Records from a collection
Start of Block
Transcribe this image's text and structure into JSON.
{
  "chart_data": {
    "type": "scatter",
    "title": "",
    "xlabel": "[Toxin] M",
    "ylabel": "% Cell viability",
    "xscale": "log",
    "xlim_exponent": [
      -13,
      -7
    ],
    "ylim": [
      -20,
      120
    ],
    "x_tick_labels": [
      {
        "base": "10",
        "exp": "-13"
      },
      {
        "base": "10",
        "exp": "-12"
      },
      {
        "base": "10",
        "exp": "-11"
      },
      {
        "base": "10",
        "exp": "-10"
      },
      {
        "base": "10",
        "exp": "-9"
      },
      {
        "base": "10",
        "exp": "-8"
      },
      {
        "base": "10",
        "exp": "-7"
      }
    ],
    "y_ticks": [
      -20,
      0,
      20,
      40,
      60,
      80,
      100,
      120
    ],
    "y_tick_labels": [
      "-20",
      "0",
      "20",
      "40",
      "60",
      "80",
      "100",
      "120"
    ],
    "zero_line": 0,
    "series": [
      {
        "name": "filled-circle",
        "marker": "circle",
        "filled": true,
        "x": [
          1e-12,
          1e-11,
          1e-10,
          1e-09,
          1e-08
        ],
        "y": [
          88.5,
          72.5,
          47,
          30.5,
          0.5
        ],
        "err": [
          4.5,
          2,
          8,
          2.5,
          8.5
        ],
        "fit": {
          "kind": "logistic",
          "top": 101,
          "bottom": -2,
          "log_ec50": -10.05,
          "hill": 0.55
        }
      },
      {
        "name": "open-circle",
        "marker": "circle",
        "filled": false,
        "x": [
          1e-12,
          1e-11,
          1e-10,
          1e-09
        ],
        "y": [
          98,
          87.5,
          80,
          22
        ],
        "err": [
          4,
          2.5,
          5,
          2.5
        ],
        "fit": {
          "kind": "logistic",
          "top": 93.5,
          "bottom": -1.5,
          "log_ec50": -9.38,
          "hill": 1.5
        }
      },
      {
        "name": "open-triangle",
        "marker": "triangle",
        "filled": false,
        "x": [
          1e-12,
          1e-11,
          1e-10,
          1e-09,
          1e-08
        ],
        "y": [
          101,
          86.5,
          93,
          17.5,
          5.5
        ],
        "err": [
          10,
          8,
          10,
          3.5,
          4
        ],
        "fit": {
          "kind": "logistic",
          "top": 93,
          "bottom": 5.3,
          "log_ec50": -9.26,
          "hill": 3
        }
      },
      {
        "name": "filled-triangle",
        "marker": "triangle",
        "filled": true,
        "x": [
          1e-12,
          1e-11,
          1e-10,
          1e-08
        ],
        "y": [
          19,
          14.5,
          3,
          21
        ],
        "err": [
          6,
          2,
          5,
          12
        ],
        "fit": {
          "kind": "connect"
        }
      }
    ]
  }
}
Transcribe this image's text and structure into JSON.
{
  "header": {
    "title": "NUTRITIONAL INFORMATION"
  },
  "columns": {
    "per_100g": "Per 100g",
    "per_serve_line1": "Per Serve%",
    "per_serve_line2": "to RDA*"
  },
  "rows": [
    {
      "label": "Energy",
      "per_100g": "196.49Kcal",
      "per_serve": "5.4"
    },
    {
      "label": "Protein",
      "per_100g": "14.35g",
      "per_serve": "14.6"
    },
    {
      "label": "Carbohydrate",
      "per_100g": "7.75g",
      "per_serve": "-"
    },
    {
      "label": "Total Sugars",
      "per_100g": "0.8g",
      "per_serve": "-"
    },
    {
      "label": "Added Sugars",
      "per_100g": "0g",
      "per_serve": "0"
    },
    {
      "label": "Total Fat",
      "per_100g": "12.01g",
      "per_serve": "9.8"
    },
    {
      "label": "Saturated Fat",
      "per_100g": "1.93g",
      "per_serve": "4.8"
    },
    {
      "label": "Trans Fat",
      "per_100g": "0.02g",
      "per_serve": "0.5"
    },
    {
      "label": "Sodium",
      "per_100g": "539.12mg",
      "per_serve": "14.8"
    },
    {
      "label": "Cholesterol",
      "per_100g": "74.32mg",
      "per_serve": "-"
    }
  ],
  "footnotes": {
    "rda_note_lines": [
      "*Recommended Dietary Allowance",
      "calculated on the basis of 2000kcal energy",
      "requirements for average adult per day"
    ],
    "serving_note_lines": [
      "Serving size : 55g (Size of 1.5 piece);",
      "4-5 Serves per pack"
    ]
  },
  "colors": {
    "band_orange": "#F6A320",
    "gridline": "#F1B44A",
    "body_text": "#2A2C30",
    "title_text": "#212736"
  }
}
End of Block
### EXERCISE AIM
Go through the records above and write each one out again exactly.

### SOLUTION FOR THIS PROBLEM
Transcribe this image's text and structure into JSON.
{
  "chart_data": {
    "type": "scatter",
    "title": "",
    "xlabel": "[Toxin] M",
    "ylabel": "% Cell viability",
    "xscale": "log",
    "xlim_exponent": [
      -13,
      -7
    ],
    "ylim": [
      -20,
      120
    ],
    "x_tick_labels": [
      {
        "base": "10",
        "exp": "-13"
      },
      {
        "base": "10",
        "exp": "-12"
      },
      {
        "base": "10",
        "exp": "-11"
      },
      {
        "base": "10",
        "exp": "-10"
      },
      {
        "base": "10",
        "exp": "-9"
      },
      {
        "base": "10",
        "exp": "-8"
      },
      {
        "base": "10",
        "exp": "-7"
      }
    ],
    "y_ticks": [
      -20,
      0,
      20,
      40,
      60,
      80,
      100,
      120
    ],
    "y_tick_labels": [
      "-20",
      "0",
      "20",
      "40",
      "60",
      "80",
      "100",
      "120"
    ],
    "zero_line": 0,
    "series": [
      {
        "name": "filled-circle",
        "marker": "circle",
        "filled": true,
        "x": [
          1e-12,
          1e-11,
          1e-10,
          1e-09,
          1e-08
        ],
        "y": [
          88.5,
          72.5,
          47,
          30.5,
          0.5
        ],
        "err": [
          4.5,
          2,
          8,
          2.5,
          8.5
        ],
        "fit": {
          "kind": "logistic",
          "top": 101,
          "bottom": -2,
          "log_ec50": -10.05,
          "hill": 0.55
        }
      },
      {
        "name": "open-circle",
        "marker": "circle",
        "filled": false,
        "x": [
          1e-12,
          1e-11,
          1e-10,
          1e-09
        ],
        "y": [
          98,
          87.5,
          80,
          22
        ],
        "err": [
          4,
          2.5,
          5,
          2.5
        ],
        "fit": {
          "kind": "logistic",
          "top": 93.5,
          "bottom": -1.5,
          "log_ec50": -9.38,
          "hill": 1.5
        }
      },
      {
        "name": "open-triangle",
        "marker": "triangle",
        "filled": false,
        "x": [
          1e-12,
          1e-11,
          1e-10,
          1e-09,
          1e-08
        ],
        "y": [
          101,
          86.5,
          93,
          17.5,
          5.5
        ],
        "err": [
          10,
          8,
          10,
          3.5,
          4
        ],
        "fit": {
          "kind": "logistic",
          "top": 93,
          "bottom": 5.3,
          "log_ec50": -9.26,
          "hill": 3
        }
      },
      {
        "name": "filled-triangle",
        "marker": "triangle",
        "filled": true,
        "x": [
          1e-12,
          1e-11,
          1e-10,
          1e-08
        ],
        "y": [
          19,
          14.5,
          3,
          21
        ],
        "err": [
          6,
          2,
          5,
          12
        ],
        "fit": {
          "kind": "connect"
        }
      }
    ]
  }
}
Transcribe this image's text and structure into JSON.
{
  "header": {
    "title": "NUTRITIONAL INFORMATION"
  },
  "columns": {
    "per_100g": "Per 100g",
    "per_serve_line1": "Per Serve%",
    "per_serve_line2": "to RDA*"
  },
  "rows": [
    {
      "label": "Energy",
      "per_100g": "196.49Kcal",
      "per_serve": "5.4"
    },
    {
      "label": "Protein",
      "per_100g": "14.35g",
      "per_serve": "14.6"
    },
    {
      "label": "Carbohydrate",
      "per_100g": "7.75g",
      "per_serve": "-"
    },
    {
      "label": "Total Sugars",
      "per_100g": "0.8g",
      "per_serve": "-"
    },
    {
      "label": "Added Sugars",
      "per_100g": "0g",
      "per_serve": "0"
    },
    {
      "label": "Total Fat",
      "per_100g": "12.01g",
      "per_serve": "9.8"
    },
    {
      "label": "Saturated Fat",
      "per_100g": "1.93g",
      "per_serve": "4.8"
    },
    {
      "label": "Trans Fat",
      "per_100g": "0.02g",
      "per_serve": "0.5"
    },
    {
      "label": "Sodium",
      "per_100g": "539.12mg",
      "per_serve": "14.8"
    },
    {
      "label": "Cholesterol",
      "per_100g": "74.32mg",
      "per_serve": "-"
    }
  ],
  "footnotes": {
    "rda_note_lines": [
      "*Recommended Dietary Allowance",
      "calculated on the basis of 2000kcal energy",
      "requirements for average adult per day"
    ],
    "serving_note_lines": [
      "Serving size : 55g (Size of 1.5 piece);",
      "4-5 Serves per pack"
    ]
  },
  "colors": {
    "band_orange": "#F6A320",
    "gridline": "#F1B44A",
    "body_text": "#2A2C30",
    "title_text": "#212736"
  }
}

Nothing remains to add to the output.